- Problem description -
All of the data below must be repeated exactly.
..........
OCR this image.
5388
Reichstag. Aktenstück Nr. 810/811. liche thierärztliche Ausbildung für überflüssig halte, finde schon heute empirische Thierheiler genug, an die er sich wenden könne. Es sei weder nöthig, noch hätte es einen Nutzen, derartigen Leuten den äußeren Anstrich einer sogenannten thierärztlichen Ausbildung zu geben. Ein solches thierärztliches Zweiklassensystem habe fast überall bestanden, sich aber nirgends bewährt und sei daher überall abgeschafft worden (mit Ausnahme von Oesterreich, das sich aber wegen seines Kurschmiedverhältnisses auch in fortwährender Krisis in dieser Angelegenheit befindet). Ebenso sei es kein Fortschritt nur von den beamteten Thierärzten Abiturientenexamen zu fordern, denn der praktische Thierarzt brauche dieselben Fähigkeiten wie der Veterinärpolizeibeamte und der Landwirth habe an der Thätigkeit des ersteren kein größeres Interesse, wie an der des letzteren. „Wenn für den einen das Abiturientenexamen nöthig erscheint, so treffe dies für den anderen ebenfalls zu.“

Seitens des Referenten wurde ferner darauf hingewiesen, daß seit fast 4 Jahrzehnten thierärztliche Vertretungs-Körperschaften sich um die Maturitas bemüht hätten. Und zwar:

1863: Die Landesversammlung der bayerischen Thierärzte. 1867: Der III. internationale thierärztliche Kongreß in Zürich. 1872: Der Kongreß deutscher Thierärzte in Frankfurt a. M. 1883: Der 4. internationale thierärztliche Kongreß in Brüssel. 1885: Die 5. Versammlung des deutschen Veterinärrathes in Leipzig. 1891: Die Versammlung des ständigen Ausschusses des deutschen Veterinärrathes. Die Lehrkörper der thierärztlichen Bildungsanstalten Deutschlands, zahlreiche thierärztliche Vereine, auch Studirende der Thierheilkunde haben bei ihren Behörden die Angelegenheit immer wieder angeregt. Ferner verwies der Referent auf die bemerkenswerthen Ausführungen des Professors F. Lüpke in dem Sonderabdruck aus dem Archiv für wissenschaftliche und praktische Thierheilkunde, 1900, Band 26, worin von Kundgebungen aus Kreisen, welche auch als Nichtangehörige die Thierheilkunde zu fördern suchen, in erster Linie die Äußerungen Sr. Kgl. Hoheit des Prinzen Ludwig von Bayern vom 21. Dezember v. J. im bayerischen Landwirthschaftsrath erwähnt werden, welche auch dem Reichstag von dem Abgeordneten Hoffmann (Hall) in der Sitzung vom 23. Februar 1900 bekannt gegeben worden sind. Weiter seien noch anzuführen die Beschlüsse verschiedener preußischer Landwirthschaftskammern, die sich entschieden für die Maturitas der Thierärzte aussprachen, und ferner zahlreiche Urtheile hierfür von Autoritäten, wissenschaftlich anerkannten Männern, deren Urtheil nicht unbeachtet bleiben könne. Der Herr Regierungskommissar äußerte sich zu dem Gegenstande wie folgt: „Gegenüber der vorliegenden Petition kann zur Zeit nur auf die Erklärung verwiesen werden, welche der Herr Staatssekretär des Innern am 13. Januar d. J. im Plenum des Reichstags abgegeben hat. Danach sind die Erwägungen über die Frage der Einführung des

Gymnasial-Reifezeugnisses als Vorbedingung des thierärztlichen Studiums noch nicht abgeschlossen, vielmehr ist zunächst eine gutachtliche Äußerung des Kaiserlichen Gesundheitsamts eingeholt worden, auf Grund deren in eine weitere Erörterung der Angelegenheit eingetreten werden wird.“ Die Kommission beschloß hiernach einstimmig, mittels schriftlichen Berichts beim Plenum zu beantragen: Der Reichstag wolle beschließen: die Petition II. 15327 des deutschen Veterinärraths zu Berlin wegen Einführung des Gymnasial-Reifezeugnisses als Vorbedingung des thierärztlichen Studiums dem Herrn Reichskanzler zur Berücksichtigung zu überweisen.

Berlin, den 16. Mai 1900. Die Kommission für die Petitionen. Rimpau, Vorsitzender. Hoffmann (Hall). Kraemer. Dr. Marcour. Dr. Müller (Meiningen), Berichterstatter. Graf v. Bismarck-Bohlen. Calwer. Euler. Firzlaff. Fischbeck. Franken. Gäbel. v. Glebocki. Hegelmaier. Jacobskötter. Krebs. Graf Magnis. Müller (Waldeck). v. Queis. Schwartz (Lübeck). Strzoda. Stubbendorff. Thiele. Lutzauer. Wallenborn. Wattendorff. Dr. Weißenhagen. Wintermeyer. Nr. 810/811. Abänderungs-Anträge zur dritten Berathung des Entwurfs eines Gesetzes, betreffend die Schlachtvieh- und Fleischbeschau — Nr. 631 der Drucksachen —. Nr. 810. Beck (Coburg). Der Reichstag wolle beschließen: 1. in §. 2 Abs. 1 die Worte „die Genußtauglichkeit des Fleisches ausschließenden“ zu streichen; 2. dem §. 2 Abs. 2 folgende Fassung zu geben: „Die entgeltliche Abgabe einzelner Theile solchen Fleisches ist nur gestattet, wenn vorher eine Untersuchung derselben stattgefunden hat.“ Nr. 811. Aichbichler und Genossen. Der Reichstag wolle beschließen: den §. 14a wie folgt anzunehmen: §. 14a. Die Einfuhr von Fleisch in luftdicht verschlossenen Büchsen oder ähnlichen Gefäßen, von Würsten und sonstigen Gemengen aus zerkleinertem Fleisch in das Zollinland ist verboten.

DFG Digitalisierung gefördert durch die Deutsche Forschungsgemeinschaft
..........
- Result -
OCR this image.
5388
Reichstag. Aktenstück Nr. 810/811. liche thierärztliche Ausbildung für überflüssig halte, finde schon heute empirische Thierheiler genug, an die er sich wenden könne. Es sei weder nöthig, noch hätte es einen Nutzen, derartigen Leuten den äußeren Anstrich einer sogenannten thierärztlichen Ausbildung zu geben. Ein solches thierärztliches Zweiklassensystem habe fast überall bestanden, sich aber nirgends bewährt und sei daher überall abgeschafft worden (mit Ausnahme von Oesterreich, das sich aber wegen seines Kurschmiedverhältnisses auch in fortwährender Krisis in dieser Angelegenheit befindet). Ebenso sei es kein Fortschritt nur von den beamteten Thierärzten Abiturientenexamen zu fordern, denn der praktische Thierarzt brauche dieselben Fähigkeiten wie der Veterinärpolizeibeamte und der Landwirth habe an der Thätigkeit des ersteren kein größeres Interesse, wie an der des letzteren. „Wenn für den einen das Abiturientenexamen nöthig erscheint, so treffe dies für den anderen ebenfalls zu.“

Seitens des Referenten wurde ferner darauf hingewiesen, daß seit fast 4 Jahrzehnten thierärztliche Vertretungs-Körperschaften sich um die Maturitas bemüht hätten. Und zwar:

1863: Die Landesversammlung der bayerischen Thierärzte. 1867: Der III. internationale thierärztliche Kongreß in Zürich. 1872: Der Kongreß deutscher Thierärzte in Frankfurt a. M. 1883: Der 4. internationale thierärztliche Kongreß in Brüssel. 1885: Die 5. Versammlung des deutschen Veterinärrathes in Leipzig. 1891: Die Versammlung des ständigen Ausschusses des deutschen Veterinärrathes. Die Lehrkörper der thierärztlichen Bildungsanstalten Deutschlands, zahlreiche thierärztliche Vereine, auch Studirende der Thierheilkunde haben bei ihren Behörden die Angelegenheit immer wieder angeregt. Ferner verwies der Referent auf die bemerkenswerthen Ausführungen des Professors F. Lüpke in dem Sonderabdruck aus dem Archiv für wissenschaftliche und praktische Thierheilkunde, 1900, Band 26, worin von Kundgebungen aus Kreisen, welche auch als Nichtangehörige die Thierheilkunde zu fördern suchen, in erster Linie die Äußerungen Sr. Kgl. Hoheit des Prinzen Ludwig von Bayern vom 21. Dezember v. J. im bayerischen Landwirthschaftsrath erwähnt werden, welche auch dem Reichstag von dem Abgeordneten Hoffmann (Hall) in der Sitzung vom 23. Februar 1900 bekannt gegeben worden sind. Weiter seien noch anzuführen die Beschlüsse verschiedener preußischer Landwirthschaftskammern, die sich entschieden für die Maturitas der Thierärzte aussprachen, und ferner zahlreiche Urtheile hierfür von Autoritäten, wissenschaftlich anerkannten Männern, deren Urtheil nicht unbeachtet bleiben könne. Der Herr Regierungskommissar äußerte sich zu dem Gegenstande wie folgt: „Gegenüber der vorliegenden Petition kann zur Zeit nur auf die Erklärung verwiesen werden, welche der Herr Staatssekretär des Innern am 13. Januar d. J. im Plenum des Reichstags abgegeben hat. Danach sind die Erwägungen über die Frage der Einführung des

Gymnasial-Reifezeugnisses als Vorbedingung des thierärztlichen Studiums noch nicht abgeschlossen, vielmehr ist zunächst eine gutachtliche Äußerung des Kaiserlichen Gesundheitsamts eingeholt worden, auf Grund deren in eine weitere Erörterung der Angelegenheit eingetreten werden wird.“ Die Kommission beschloß hiernach einstimmig, mittels schriftlichen Berichts beim Plenum zu beantragen: Der Reichstag wolle beschließen: die Petition II. 15327 des deutschen Veterinärraths zu Berlin wegen Einführung des Gymnasial-Reifezeugnisses als Vorbedingung des thierärztlichen Studiums dem Herrn Reichskanzler zur Berücksichtigung zu überweisen.

Berlin, den 16. Mai 1900. Die Kommission für die Petitionen. Rimpau, Vorsitzender. Hoffmann (Hall). Kraemer. Dr. Marcour. Dr. Müller (Meiningen), Berichterstatter. Graf v. Bismarck-Bohlen. Calwer. Euler. Firzlaff. Fischbeck. Franken. Gäbel. v. Glebocki. Hegelmaier. Jacobskötter. Krebs. Graf Magnis. Müller (Waldeck). v. Queis. Schwartz (Lübeck). Strzoda. Stubbendorff. Thiele. Lutzauer. Wallenborn. Wattendorff. Dr. Weißenhagen. Wintermeyer. Nr. 810/811. Abänderungs-Anträge zur dritten Berathung des Entwurfs eines Gesetzes, betreffend die Schlachtvieh- und Fleischbeschau — Nr. 631 der Drucksachen —. Nr. 810. Beck (Coburg). Der Reichstag wolle beschließen: 1. in §. 2 Abs. 1 die Worte „die Genußtauglichkeit des Fleisches ausschließenden“ zu streichen; 2. dem §. 2 Abs. 2 folgende Fassung zu geben: „Die entgeltliche Abgabe einzelner Theile solchen Fleisches ist nur gestattet, wenn vorher eine Untersuchung derselben stattgefunden hat.“ Nr. 811. Aichbichler und Genossen. Der Reichstag wolle beschließen: den §. 14a wie folgt anzunehmen: §. 14a. Die Einfuhr von Fleisch in luftdicht verschlossenen Büchsen oder ähnlichen Gefäßen, von Würsten und sonstigen Gemengen aus zerkleinertem Fleisch in das Zollinland ist verboten.

DFG Digitalisierung gefördert durch die Deutsche Forschungsgemeinschaft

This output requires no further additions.